Start of STORED RECORDS
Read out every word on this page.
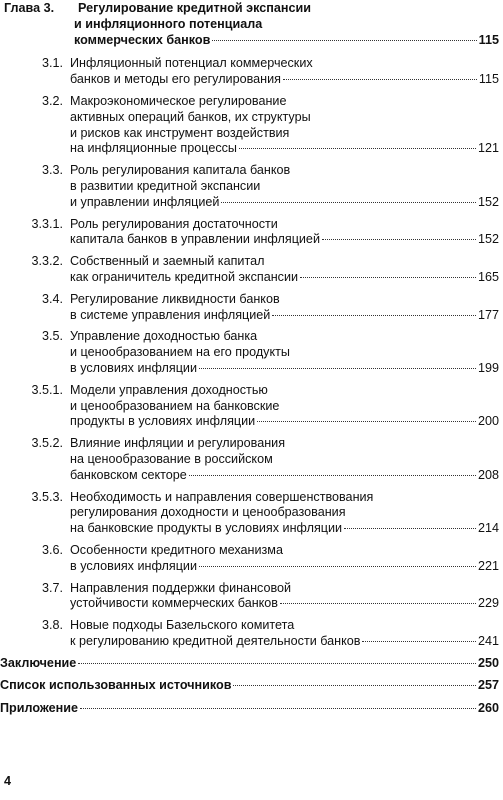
Глава 3.	Регулирование кредитной экспансии
и инфляционного потенциала
коммерческих банков	115
3.1. Инфляционный потенциал коммерческих
банков и методы его регулирования	115
3.2. Макроэкономическое регулирование
активных операций банков, их структуры
и рисков как инструмент воздействия
на инфляционные процессы	121
3.3. Роль регулирования капитала банков
в развитии кредитной экспансии
и управлении инфляцией	152
3.3.1. Роль регулирования достаточности
капитала банков в управлении инфляцией	152
3.3.2. Собственный и заемный капитал
как ограничитель кредитной экспансии	165
3.4. Регулирование ликвидности банков
в системе управления инфляцией	177
3.5. Управление доходностью банка
и ценообразованием на его продукты
в условиях инфляции	199
3.5.1. Модели управления доходностью
и ценообразованием на банковские
продукты в условиях инфляции	200
3.5.2. Влияние инфляции и регулирования
на ценообразование в российском
банковском секторе	208
3.5.3. Необходимость и направления совершенствования
регулирования доходности и ценообразования
на банковские продукты в условиях инфляции	214
3.6. Особенности кредитного механизма
в условиях инфляции	221
3.7. Направления поддержки финансовой
устойчивости коммерческих банков	229
3.8. Новые подходы Базельского комитета
к регулированию кредитной деятельности банков	241
Заключение	250
Список использованных источников	257
Приложение	260
4
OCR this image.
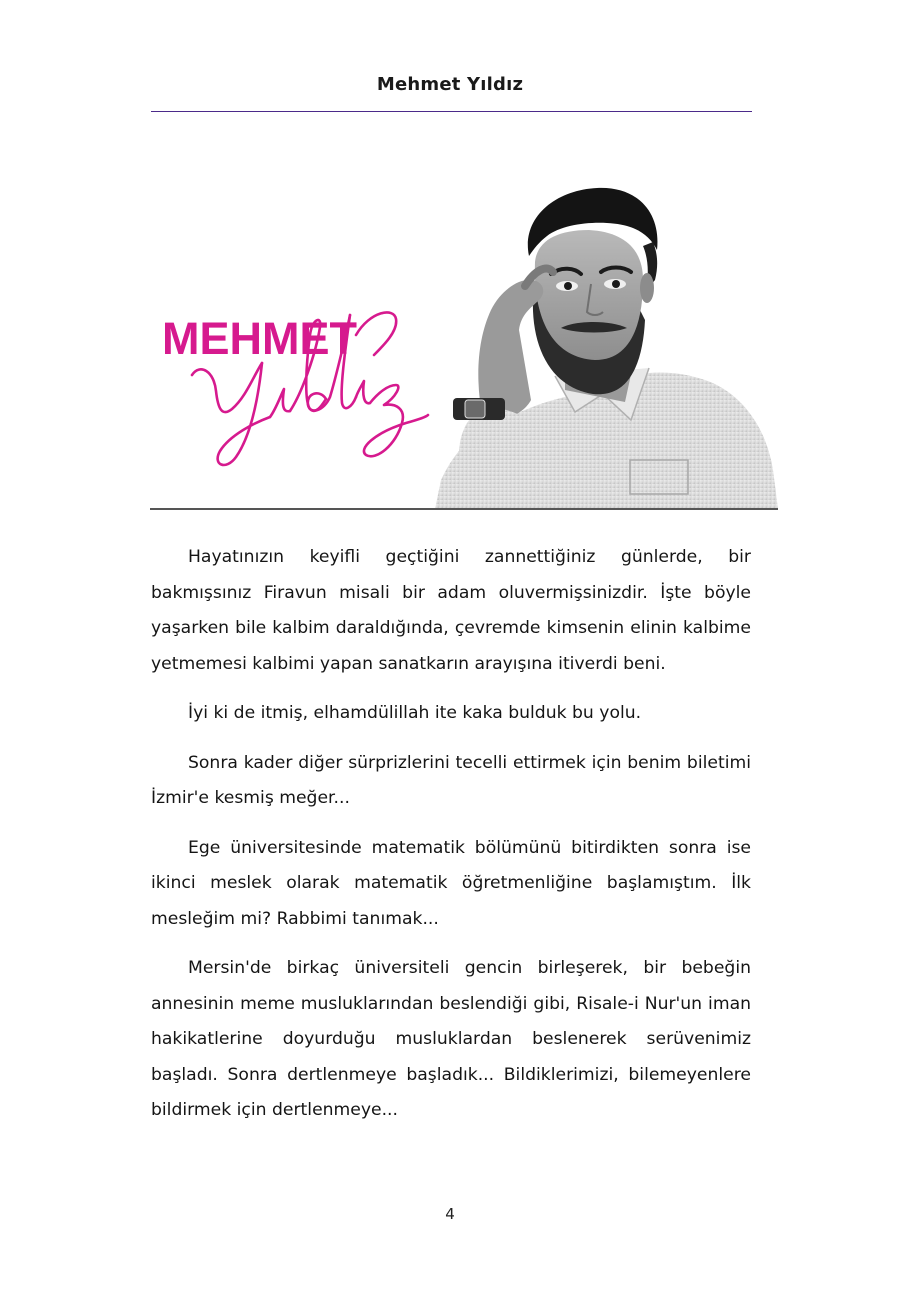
Mehmet Yıldız
MEHMET

Hayatınızın keyifli geçtiğini zannettiğiniz günlerde, bir bakmışsınız Firavun misali bir adam oluvermişsinizdir. İşte böyle yaşarken bile kalbim daraldığında, çevremde kimsenin elinin kalbime yetmemesi kalbimi yapan sanatkarın arayışına itiverdi beni.

İyi ki de itmiş, elhamdülillah ite kaka bulduk bu yolu.

Sonra kader diğer sürprizlerini tecelli ettirmek için benim biletimi İzmir'e kesmiş meğer...

Ege üniversitesinde matematik bölümünü bitirdikten sonra ise ikinci meslek olarak matematik öğretmenliğine başlamıştım. İlk mesleğim mi? Rabbimi tanımak...

Mersin'de birkaç üniversiteli gencin birleşerek, bir bebeğin annesinin meme musluklarından beslendiği gibi, Risale-i Nur'un iman hakikatlerine doyurduğu musluklardan beslenerek serüvenimiz başladı. Sonra dertlenmeye başladık... Bildiklerimizi, bilemeyenlere bildirmek için dertlenmeye...

4
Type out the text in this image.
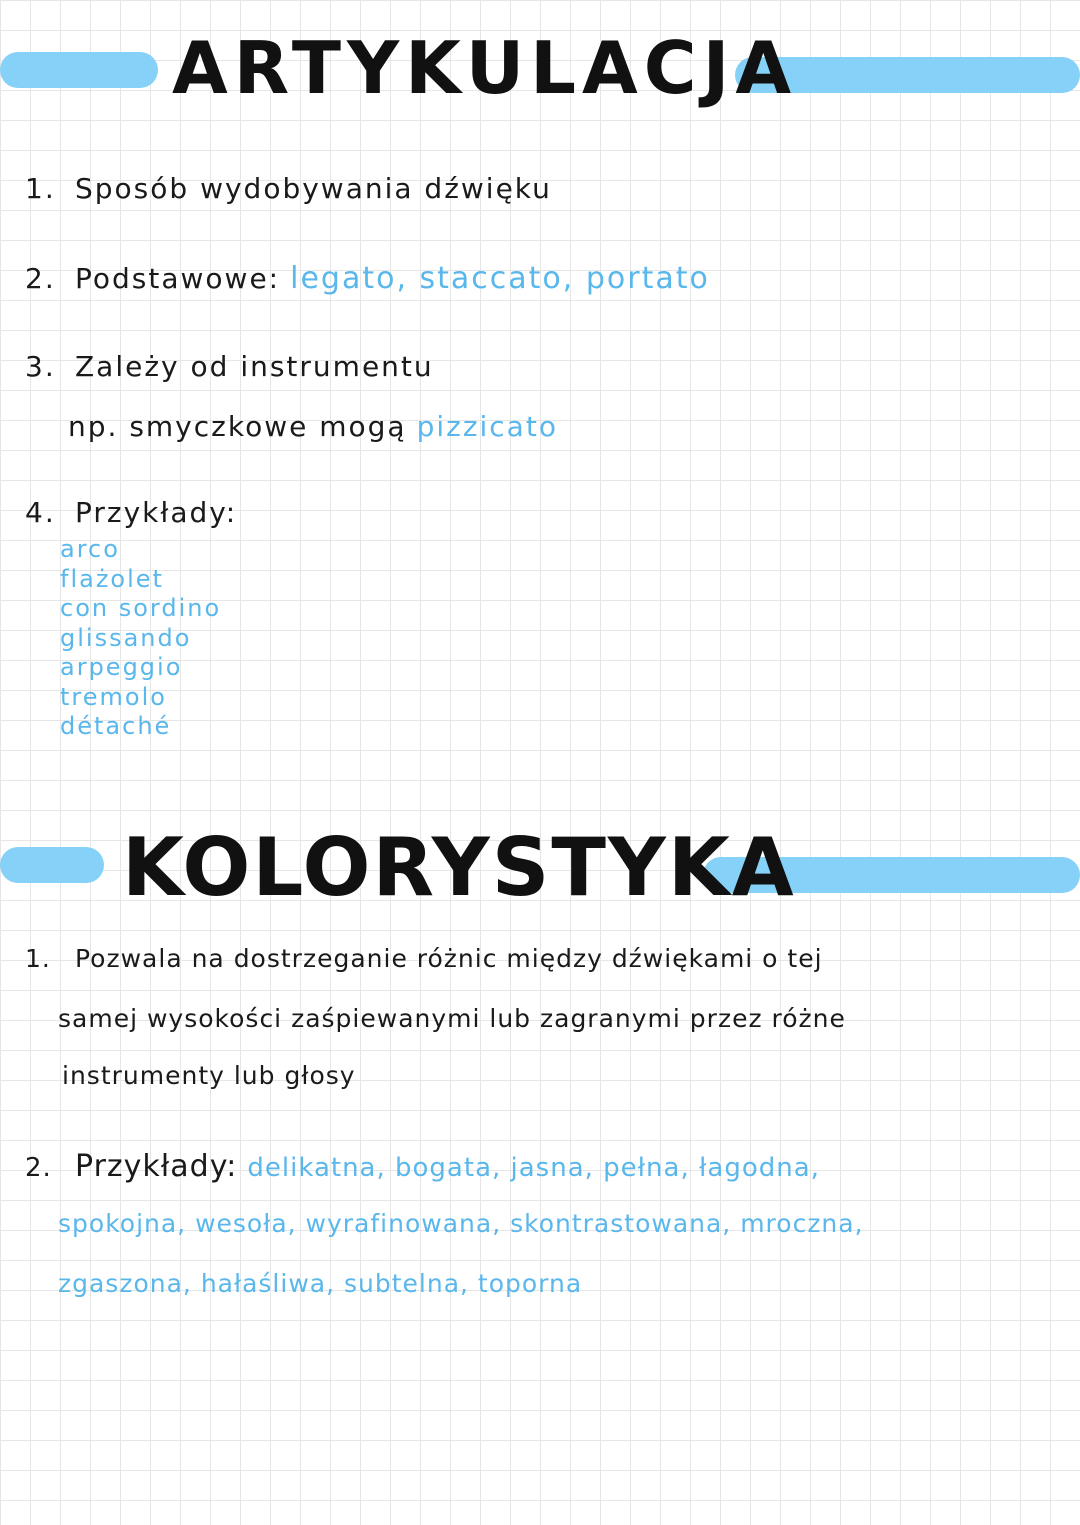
ARTYKULACJA
1. Sposób wydobywania dźwięku
2. Podstawowe: legato, staccato, portato
3. Zależy od instrumentu
np. smyczkowe mogą pizzicato
4. Przykłady:
arco
flażolet
con sordino
glissando
arpeggio
tremolo
détaché
KOLORYSTYKA
1. Pozwala na dostrzeganie różnic między dźwiękami o tej
samej wysokości zaśpiewanymi lub zagranymi przez różne
instrumenty lub głosy
2. Przykłady: delikatna, bogata, jasna, pełna, łagodna,
spokojna, wesoła, wyrafinowana, skontrastowana, mroczna,
zgaszona, hałaśliwa, subtelna, toporna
End of STORED RECORDS
Set down the lines of the records above exactly, apart from the pictures.

Read out every word on this page.
Глава 3.	Регулирование кредитной экспансии
и инфляционного потенциала
коммерческих банков	115
3.1. Инфляционный потенциал коммерческих
банков и методы его регулирования	115
3.2. Макроэкономическое регулирование
активных операций банков, их структуры
и рисков как инструмент воздействия
на инфляционные процессы	121
3.3. Роль регулирования капитала банков
в развитии кредитной экспансии
и управлении инфляцией	152
3.3.1. Роль регулирования достаточности
капитала банков в управлении инфляцией	152
3.3.2. Собственный и заемный капитал
как ограничитель кредитной экспансии	165
3.4. Регулирование ликвидности банков
в системе управления инфляцией	177
3.5. Управление доходностью банка
и ценообразованием на его продукты
в условиях инфляции	199
3.5.1. Модели управления доходностью
и ценообразованием на банковские
продукты в условиях инфляции	200
3.5.2. Влияние инфляции и регулирования
на ценообразование в российском
банковском секторе	208
3.5.3. Необходимость и направления совершенствования
регулирования доходности и ценообразования
на банковские продукты в условиях инфляции	214
3.6. Особенности кредитного механизма
в условиях инфляции	221
3.7. Направления поддержки финансовой
устойчивости коммерческих банков	229
3.8. Новые подходы Базельского комитета
к регулированию кредитной деятельности банков	241
Заключение	250
Список использованных источников	257
Приложение	260
4
OCR this image.
Mehmet Yıldız
MEHMET

Hayatınızın keyifli geçtiğini zannettiğiniz günlerde, bir bakmışsınız Firavun misali bir adam oluvermişsinizdir. İşte böyle yaşarken bile kalbim daraldığında, çevremde kimsenin elinin kalbime yetmemesi kalbimi yapan sanatkarın arayışına itiverdi beni.

İyi ki de itmiş, elhamdülillah ite kaka bulduk bu yolu.

Sonra kader diğer sürprizlerini tecelli ettirmek için benim biletimi İzmir'e kesmiş meğer...

Ege üniversitesinde matematik bölümünü bitirdikten sonra ise ikinci meslek olarak matematik öğretmenliğine başlamıştım. İlk mesleğim mi? Rabbimi tanımak...

Mersin'de birkaç üniversiteli gencin birleşerek, bir bebeğin annesinin meme musluklarından beslendiği gibi, Risale-i Nur'un iman hakikatlerine doyurduğu musluklardan beslenerek serüvenimiz başladı. Sonra dertlenmeye başladık... Bildiklerimizi, bilemeyenlere bildirmek için dertlenmeye...

4
Type out the text in this image.
ARTYKULACJA
1. Sposób wydobywania dźwięku
2. Podstawowe: legato, staccato, portato
3. Zależy od instrumentu
np. smyczkowe mogą pizzicato
4. Przykłady:
arco
flażolet
con sordino
glissando
arpeggio
tremolo
détaché
KOLORYSTYKA
1. Pozwala na dostrzeganie różnic między dźwiękami o tej
samej wysokości zaśpiewanymi lub zagranymi przez różne
instrumenty lub głosy
2. Przykłady: delikatna, bogata, jasna, pełna, łagodna,
spokojna, wesoła, wyrafinowana, skontrastowana, mroczna,
zgaszona, hałaśliwa, subtelna, toporna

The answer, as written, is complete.